____ Data provided
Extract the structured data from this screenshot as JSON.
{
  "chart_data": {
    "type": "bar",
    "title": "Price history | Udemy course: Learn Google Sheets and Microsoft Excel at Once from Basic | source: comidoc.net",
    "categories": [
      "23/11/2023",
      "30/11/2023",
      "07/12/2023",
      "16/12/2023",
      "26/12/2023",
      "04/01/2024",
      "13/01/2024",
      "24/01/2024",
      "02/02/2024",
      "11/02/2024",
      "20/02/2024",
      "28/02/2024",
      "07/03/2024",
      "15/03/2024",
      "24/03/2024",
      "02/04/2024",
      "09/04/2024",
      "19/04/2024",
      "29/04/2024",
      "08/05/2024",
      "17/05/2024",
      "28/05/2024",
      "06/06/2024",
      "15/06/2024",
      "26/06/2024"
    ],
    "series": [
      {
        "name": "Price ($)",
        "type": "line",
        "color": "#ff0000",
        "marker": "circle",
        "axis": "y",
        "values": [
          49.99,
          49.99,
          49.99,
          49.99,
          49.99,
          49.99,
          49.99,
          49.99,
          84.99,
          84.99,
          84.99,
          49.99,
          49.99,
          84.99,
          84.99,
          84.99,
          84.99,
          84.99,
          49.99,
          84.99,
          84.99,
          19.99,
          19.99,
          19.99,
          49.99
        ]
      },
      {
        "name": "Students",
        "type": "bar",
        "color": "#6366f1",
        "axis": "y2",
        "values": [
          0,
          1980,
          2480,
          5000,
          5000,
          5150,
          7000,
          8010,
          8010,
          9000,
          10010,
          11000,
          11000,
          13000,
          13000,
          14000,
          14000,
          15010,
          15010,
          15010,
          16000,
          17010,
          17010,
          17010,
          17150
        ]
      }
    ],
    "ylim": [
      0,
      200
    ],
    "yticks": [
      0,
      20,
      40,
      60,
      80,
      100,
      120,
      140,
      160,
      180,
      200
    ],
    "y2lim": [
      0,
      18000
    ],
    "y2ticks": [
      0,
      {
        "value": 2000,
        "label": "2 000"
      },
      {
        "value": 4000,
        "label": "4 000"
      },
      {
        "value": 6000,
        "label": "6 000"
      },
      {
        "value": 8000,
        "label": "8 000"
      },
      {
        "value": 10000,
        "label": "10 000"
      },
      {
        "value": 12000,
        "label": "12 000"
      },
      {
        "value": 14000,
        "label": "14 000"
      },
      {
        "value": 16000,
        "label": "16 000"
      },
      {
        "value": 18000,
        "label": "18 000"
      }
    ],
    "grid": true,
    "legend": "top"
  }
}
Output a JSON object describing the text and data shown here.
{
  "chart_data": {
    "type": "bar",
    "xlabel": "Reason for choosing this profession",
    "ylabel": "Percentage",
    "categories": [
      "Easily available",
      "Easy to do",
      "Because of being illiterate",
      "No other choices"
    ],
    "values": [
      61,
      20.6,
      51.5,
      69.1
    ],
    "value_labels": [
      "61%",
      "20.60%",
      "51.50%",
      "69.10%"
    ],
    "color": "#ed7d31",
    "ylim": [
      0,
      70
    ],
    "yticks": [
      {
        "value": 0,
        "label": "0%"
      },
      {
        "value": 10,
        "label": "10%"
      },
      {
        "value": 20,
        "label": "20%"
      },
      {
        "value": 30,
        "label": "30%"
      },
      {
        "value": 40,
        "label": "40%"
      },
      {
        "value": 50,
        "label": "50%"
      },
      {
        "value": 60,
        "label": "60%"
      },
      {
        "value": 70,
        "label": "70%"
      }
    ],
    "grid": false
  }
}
________
### Given task
Restate the data above word for word.

### Written solution
Extract the structured data from this screenshot as JSON.
{
  "chart_data": {
    "type": "bar",
    "title": "Price history | Udemy course: Learn Google Sheets and Microsoft Excel at Once from Basic | source: comidoc.net",
    "categories": [
      "23/11/2023",
      "30/11/2023",
      "07/12/2023",
      "16/12/2023",
      "26/12/2023",
      "04/01/2024",
      "13/01/2024",
      "24/01/2024",
      "02/02/2024",
      "11/02/2024",
      "20/02/2024",
      "28/02/2024",
      "07/03/2024",
      "15/03/2024",
      "24/03/2024",
      "02/04/2024",
      "09/04/2024",
      "19/04/2024",
      "29/04/2024",
      "08/05/2024",
      "17/05/2024",
      "28/05/2024",
      "06/06/2024",
      "15/06/2024",
      "26/06/2024"
    ],
    "series": [
      {
        "name": "Price ($)",
        "type": "line",
        "color": "#ff0000",
        "marker": "circle",
        "axis": "y",
        "values": [
          49.99,
          49.99,
          49.99,
          49.99,
          49.99,
          49.99,
          49.99,
          49.99,
          84.99,
          84.99,
          84.99,
          49.99,
          49.99,
          84.99,
          84.99,
          84.99,
          84.99,
          84.99,
          49.99,
          84.99,
          84.99,
          19.99,
          19.99,
          19.99,
          49.99
        ]
      },
      {
        "name": "Students",
        "type": "bar",
        "color": "#6366f1",
        "axis": "y2",
        "values": [
          0,
          1980,
          2480,
          5000,
          5000,
          5150,
          7000,
          8010,
          8010,
          9000,
          10010,
          11000,
          11000,
          13000,
          13000,
          14000,
          14000,
          15010,
          15010,
          15010,
          16000,
          17010,
          17010,
          17010,
          17150
        ]
      }
    ],
    "ylim": [
      0,
      200
    ],
    "yticks": [
      0,
      20,
      40,
      60,
      80,
      100,
      120,
      140,
      160,
      180,
      200
    ],
    "y2lim": [
      0,
      18000
    ],
    "y2ticks": [
      0,
      {
        "value": 2000,
        "label": "2 000"
      },
      {
        "value": 4000,
        "label": "4 000"
      },
      {
        "value": 6000,
        "label": "6 000"
      },
      {
        "value": 8000,
        "label": "8 000"
      },
      {
        "value": 10000,
        "label": "10 000"
      },
      {
        "value": 12000,
        "label": "12 000"
      },
      {
        "value": 14000,
        "label": "14 000"
      },
      {
        "value": 16000,
        "label": "16 000"
      },
      {
        "value": 18000,
        "label": "18 000"
      }
    ],
    "grid": true,
    "legend": "top"
  }
}
Output a JSON object describing the text and data shown here.
{
  "chart_data": {
    "type": "bar",
    "xlabel": "Reason for choosing this profession",
    "ylabel": "Percentage",
    "categories": [
      "Easily available",
      "Easy to do",
      "Because of being illiterate",
      "No other choices"
    ],
    "values": [
      61,
      20.6,
      51.5,
      69.1
    ],
    "value_labels": [
      "61%",
      "20.60%",
      "51.50%",
      "69.10%"
    ],
    "color": "#ed7d31",
    "ylim": [
      0,
      70
    ],
    "yticks": [
      {
        "value": 0,
        "label": "0%"
      },
      {
        "value": 10,
        "label": "10%"
      },
      {
        "value": 20,
        "label": "20%"
      },
      {
        "value": 30,
        "label": "30%"
      },
      {
        "value": 40,
        "label": "40%"
      },
      {
        "value": 50,
        "label": "50%"
      },
      {
        "value": 60,
        "label": "60%"
      },
      {
        "value": 70,
        "label": "70%"
      }
    ],
    "grid": false
  }
}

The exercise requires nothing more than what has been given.